## What you are asked to do:
The entries below need to be written out exactly, with no pictures included.

────

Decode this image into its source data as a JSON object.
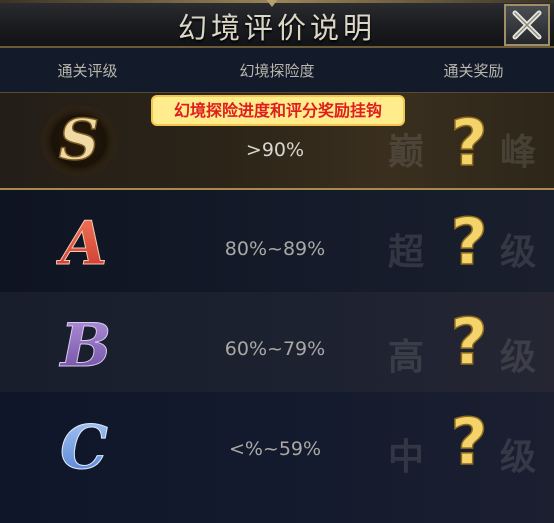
{
  "dialog": {
    "title": "幻境评价说明"
  },
  "headers": {
    "rank": "通关评级",
    "progress": "幻境探险度",
    "reward": "通关奖励"
  },
  "annotation": "幻境探险进度和评分奖励挂钩",
  "rows": [
    {
      "rank": "S",
      "range": ">90%",
      "title": [
        "巅",
        "峰"
      ],
      "reward_symbol": "?"
    },
    {
      "rank": "A",
      "range": "80%~89%",
      "title": [
        "超",
        "级"
      ],
      "reward_symbol": "?"
    },
    {
      "rank": "B",
      "range": "60%~79%",
      "title": [
        "高",
        "级"
      ],
      "reward_symbol": "?"
    },
    {
      "rank": "C",
      "range": "<%~59%",
      "title": [
        "中",
        "级"
      ],
      "reward_symbol": "?"
    }
  ],
  "colors": {
    "accent_gold": "#a88a4d",
    "question_gold": "#f3d36a",
    "annotation_bg": "#ffec8c",
    "annotation_text": "#e01e1e",
    "rank_s": "#f0d9a2",
    "rank_a": "#e5513f",
    "rank_b": "#8a64b8",
    "rank_c": "#6f9fe6"
  },
  "icons": {
    "close": "close-x-icon",
    "reward": "question-mark-icon"
  }
}
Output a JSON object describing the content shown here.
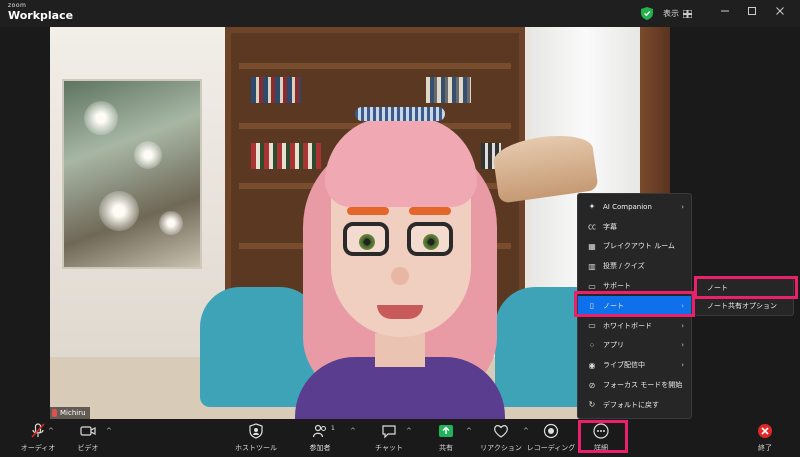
{
  "titlebar": {
    "brand_top": "zoom",
    "brand_main": "Workplace",
    "view_label": "表示"
  },
  "participant": {
    "name": "Michiru"
  },
  "toolbar": {
    "audio": "オーディオ",
    "video": "ビデオ",
    "host_tools": "ホストツール",
    "participants": "参加者",
    "participants_count": "1",
    "chat": "チャット",
    "share": "共有",
    "reactions": "リアクション",
    "recording": "レコーディング",
    "more": "詳細",
    "end": "終了"
  },
  "more_menu": {
    "items": [
      {
        "label": "AI Companion",
        "icon": "ai-companion-icon",
        "has_submenu": true
      },
      {
        "label": "字幕",
        "icon": "captions-icon",
        "has_submenu": false
      },
      {
        "label": "ブレイクアウト ルーム",
        "icon": "breakout-rooms-icon",
        "has_submenu": false
      },
      {
        "label": "投票 / クイズ",
        "icon": "poll-icon",
        "has_submenu": false
      },
      {
        "label": "サポート",
        "icon": "support-icon",
        "has_submenu": false
      },
      {
        "label": "ノート",
        "icon": "notes-icon",
        "has_submenu": true,
        "active": true
      },
      {
        "label": "ホワイトボード",
        "icon": "whiteboard-icon",
        "has_submenu": true
      },
      {
        "label": "アプリ",
        "icon": "apps-icon",
        "has_submenu": true
      },
      {
        "label": "ライブ配信中",
        "icon": "live-stream-icon",
        "has_submenu": true
      },
      {
        "label": "フォーカス モードを開始",
        "icon": "focus-mode-icon",
        "has_submenu": false
      },
      {
        "label": "デフォルトに戻す",
        "icon": "reset-icon",
        "has_submenu": false
      }
    ]
  },
  "notes_submenu": {
    "items": [
      {
        "label": "ノート"
      },
      {
        "label": "ノート共有オプション"
      }
    ]
  },
  "colors": {
    "highlight": "#e8216a",
    "menu_active": "#0e71eb",
    "share_green": "#21b35a",
    "end_red": "#e02828",
    "secure_green": "#22b14c"
  }
}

────

## Full output:
Decode this image into its source data as a JSON object.
{
  "dialog": {
    "title": "幻境评价说明"
  },
  "headers": {
    "rank": "通关评级",
    "progress": "幻境探险度",
    "reward": "通关奖励"
  },
  "annotation": "幻境探险进度和评分奖励挂钩",
  "rows": [
    {
      "rank": "S",
      "range": ">90%",
      "title": [
        "巅",
        "峰"
      ],
      "reward_symbol": "?"
    },
    {
      "rank": "A",
      "range": "80%~89%",
      "title": [
        "超",
        "级"
      ],
      "reward_symbol": "?"
    },
    {
      "rank": "B",
      "range": "60%~79%",
      "title": [
        "高",
        "级"
      ],
      "reward_symbol": "?"
    },
    {
      "rank": "C",
      "range": "<%~59%",
      "title": [
        "中",
        "级"
      ],
      "reward_symbol": "?"
    }
  ],
  "colors": {
    "accent_gold": "#a88a4d",
    "question_gold": "#f3d36a",
    "annotation_bg": "#ffec8c",
    "annotation_text": "#e01e1e",
    "rank_s": "#f0d9a2",
    "rank_a": "#e5513f",
    "rank_b": "#8a64b8",
    "rank_c": "#6f9fe6"
  },
  "icons": {
    "close": "close-x-icon",
    "reward": "question-mark-icon"
  }
}
Output a JSON object describing the content shown here.
{
  "titlebar": {
    "brand_top": "zoom",
    "brand_main": "Workplace",
    "view_label": "表示"
  },
  "participant": {
    "name": "Michiru"
  },
  "toolbar": {
    "audio": "オーディオ",
    "video": "ビデオ",
    "host_tools": "ホストツール",
    "participants": "参加者",
    "participants_count": "1",
    "chat": "チャット",
    "share": "共有",
    "reactions": "リアクション",
    "recording": "レコーディング",
    "more": "詳細",
    "end": "終了"
  },
  "more_menu": {
    "items": [
      {
        "label": "AI Companion",
        "icon": "ai-companion-icon",
        "has_submenu": true
      },
      {
        "label": "字幕",
        "icon": "captions-icon",
        "has_submenu": false
      },
      {
        "label": "ブレイクアウト ルーム",
        "icon": "breakout-rooms-icon",
        "has_submenu": false
      },
      {
        "label": "投票 / クイズ",
        "icon": "poll-icon",
        "has_submenu": false
      },
      {
        "label": "サポート",
        "icon": "support-icon",
        "has_submenu": false
      },
      {
        "label": "ノート",
        "icon": "notes-icon",
        "has_submenu": true,
        "active": true
      },
      {
        "label": "ホワイトボード",
        "icon": "whiteboard-icon",
        "has_submenu": true
      },
      {
        "label": "アプリ",
        "icon": "apps-icon",
        "has_submenu": true
      },
      {
        "label": "ライブ配信中",
        "icon": "live-stream-icon",
        "has_submenu": true
      },
      {
        "label": "フォーカス モードを開始",
        "icon": "focus-mode-icon",
        "has_submenu": false
      },
      {
        "label": "デフォルトに戻す",
        "icon": "reset-icon",
        "has_submenu": false
      }
    ]
  },
  "notes_submenu": {
    "items": [
      {
        "label": "ノート"
      },
      {
        "label": "ノート共有オプション"
      }
    ]
  },
  "colors": {
    "highlight": "#e8216a",
    "menu_active": "#0e71eb",
    "share_green": "#21b35a",
    "end_red": "#e02828",
    "secure_green": "#22b14c"
  }
}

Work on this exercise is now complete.